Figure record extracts
=-=-=-=-=

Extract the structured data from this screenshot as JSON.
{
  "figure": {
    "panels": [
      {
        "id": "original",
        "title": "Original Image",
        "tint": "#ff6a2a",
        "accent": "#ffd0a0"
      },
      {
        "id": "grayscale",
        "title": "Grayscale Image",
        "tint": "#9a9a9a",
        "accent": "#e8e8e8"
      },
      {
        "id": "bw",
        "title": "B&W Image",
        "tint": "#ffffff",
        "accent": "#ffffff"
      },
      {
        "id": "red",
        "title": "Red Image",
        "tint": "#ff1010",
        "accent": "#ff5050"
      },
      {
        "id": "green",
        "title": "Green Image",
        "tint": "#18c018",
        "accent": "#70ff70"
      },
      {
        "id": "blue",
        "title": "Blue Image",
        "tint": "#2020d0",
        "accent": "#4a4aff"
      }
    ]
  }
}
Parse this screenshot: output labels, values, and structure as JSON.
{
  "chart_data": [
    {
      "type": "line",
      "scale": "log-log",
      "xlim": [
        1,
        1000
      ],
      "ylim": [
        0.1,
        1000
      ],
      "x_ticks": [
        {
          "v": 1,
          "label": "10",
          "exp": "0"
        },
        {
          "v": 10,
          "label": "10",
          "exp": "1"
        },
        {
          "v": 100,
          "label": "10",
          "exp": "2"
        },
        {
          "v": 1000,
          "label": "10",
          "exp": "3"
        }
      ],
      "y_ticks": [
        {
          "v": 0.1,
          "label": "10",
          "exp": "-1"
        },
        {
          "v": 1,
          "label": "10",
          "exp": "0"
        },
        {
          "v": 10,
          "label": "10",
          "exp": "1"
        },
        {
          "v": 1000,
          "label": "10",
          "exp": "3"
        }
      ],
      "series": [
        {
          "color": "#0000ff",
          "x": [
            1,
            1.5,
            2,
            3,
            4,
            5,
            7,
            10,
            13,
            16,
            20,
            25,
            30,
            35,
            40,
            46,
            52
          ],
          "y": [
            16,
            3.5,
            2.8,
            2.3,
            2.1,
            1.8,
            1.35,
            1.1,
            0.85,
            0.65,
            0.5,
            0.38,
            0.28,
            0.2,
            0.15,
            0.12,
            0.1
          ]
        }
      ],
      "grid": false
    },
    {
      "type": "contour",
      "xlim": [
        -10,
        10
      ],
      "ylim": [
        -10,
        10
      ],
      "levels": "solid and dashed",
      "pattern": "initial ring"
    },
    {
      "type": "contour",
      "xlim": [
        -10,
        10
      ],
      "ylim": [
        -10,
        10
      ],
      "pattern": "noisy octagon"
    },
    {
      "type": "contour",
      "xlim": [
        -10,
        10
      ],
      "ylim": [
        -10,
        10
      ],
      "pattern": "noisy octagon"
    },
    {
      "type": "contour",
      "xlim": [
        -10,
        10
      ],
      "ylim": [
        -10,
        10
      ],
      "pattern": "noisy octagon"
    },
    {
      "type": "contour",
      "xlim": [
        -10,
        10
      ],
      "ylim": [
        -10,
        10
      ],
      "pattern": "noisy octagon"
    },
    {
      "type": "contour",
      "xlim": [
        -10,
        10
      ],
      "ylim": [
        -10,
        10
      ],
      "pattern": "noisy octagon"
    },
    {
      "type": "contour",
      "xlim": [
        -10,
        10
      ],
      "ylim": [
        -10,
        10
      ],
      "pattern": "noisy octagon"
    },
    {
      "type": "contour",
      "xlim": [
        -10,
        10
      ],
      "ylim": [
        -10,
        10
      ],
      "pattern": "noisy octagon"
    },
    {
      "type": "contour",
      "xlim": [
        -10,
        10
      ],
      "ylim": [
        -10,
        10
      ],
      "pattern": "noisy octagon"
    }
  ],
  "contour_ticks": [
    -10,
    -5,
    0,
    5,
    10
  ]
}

=-=-=-=-=

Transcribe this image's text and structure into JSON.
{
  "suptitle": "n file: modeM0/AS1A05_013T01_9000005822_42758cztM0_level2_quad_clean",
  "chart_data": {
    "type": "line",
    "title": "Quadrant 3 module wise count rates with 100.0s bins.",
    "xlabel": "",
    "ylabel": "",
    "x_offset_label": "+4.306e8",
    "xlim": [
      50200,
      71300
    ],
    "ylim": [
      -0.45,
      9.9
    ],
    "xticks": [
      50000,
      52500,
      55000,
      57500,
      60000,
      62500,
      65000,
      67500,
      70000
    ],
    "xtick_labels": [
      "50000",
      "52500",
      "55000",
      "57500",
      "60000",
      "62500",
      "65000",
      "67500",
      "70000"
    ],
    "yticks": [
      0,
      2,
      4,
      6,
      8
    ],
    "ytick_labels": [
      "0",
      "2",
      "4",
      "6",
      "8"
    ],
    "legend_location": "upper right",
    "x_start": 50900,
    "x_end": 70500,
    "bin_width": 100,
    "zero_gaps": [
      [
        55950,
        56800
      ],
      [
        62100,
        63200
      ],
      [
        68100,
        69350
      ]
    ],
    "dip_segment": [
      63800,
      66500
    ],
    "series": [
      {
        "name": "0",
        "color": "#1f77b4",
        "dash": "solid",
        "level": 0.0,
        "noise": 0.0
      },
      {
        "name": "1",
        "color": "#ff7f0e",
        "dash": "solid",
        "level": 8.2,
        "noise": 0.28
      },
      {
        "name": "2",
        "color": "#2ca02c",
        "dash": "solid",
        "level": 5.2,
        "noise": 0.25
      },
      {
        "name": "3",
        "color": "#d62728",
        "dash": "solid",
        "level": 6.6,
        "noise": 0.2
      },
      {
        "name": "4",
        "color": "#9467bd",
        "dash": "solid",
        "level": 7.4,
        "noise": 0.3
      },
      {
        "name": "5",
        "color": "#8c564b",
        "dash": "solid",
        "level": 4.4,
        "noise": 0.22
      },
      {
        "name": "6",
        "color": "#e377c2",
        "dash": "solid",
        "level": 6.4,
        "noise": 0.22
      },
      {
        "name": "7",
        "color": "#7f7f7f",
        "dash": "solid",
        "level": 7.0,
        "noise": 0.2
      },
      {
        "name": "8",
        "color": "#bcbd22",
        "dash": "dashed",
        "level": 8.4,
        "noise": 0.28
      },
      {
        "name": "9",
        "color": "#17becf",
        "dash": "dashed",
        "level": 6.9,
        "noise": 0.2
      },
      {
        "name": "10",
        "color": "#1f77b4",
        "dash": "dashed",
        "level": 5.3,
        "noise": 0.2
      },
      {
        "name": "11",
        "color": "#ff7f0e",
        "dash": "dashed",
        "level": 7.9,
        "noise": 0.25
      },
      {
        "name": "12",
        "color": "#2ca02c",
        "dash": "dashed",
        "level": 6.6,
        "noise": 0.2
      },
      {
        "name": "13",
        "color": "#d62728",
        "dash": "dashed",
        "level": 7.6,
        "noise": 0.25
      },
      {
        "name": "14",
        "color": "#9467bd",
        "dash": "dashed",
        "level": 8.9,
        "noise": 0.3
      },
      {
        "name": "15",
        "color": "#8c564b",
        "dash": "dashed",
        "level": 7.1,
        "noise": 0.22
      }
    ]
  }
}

=-=-=-=-=

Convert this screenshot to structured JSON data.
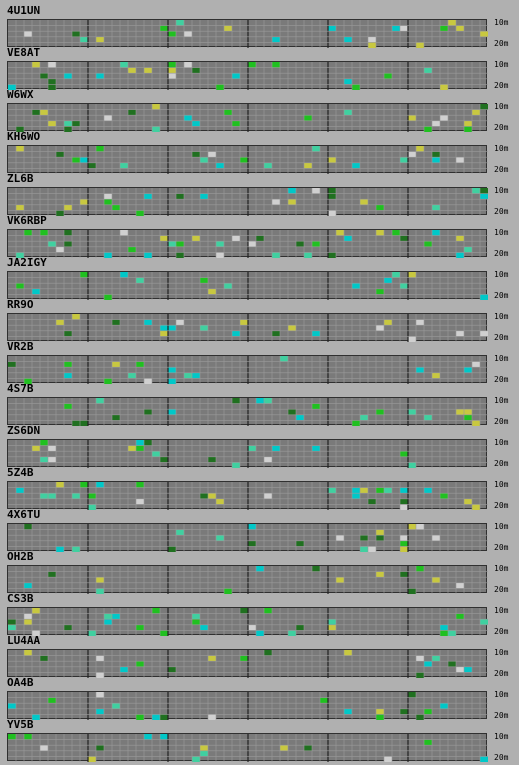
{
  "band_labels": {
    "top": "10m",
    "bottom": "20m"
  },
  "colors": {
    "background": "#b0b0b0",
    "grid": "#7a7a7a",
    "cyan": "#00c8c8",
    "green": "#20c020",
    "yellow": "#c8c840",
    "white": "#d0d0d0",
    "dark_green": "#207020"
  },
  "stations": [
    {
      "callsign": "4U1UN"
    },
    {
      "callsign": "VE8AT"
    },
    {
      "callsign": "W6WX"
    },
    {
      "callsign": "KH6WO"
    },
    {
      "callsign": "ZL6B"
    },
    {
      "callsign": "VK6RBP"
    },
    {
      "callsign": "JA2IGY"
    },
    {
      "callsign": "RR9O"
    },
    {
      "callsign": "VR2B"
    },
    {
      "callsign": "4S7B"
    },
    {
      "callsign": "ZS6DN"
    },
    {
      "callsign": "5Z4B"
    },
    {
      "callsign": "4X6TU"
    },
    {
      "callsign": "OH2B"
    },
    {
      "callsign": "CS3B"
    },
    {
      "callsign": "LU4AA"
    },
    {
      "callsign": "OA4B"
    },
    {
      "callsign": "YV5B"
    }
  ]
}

=-=-=-=-=

THE TASK: Check each line in the records for the word "screenshot" and say how many have it, with nothing else.

ANSWER FOR THIS EXERCISE: 3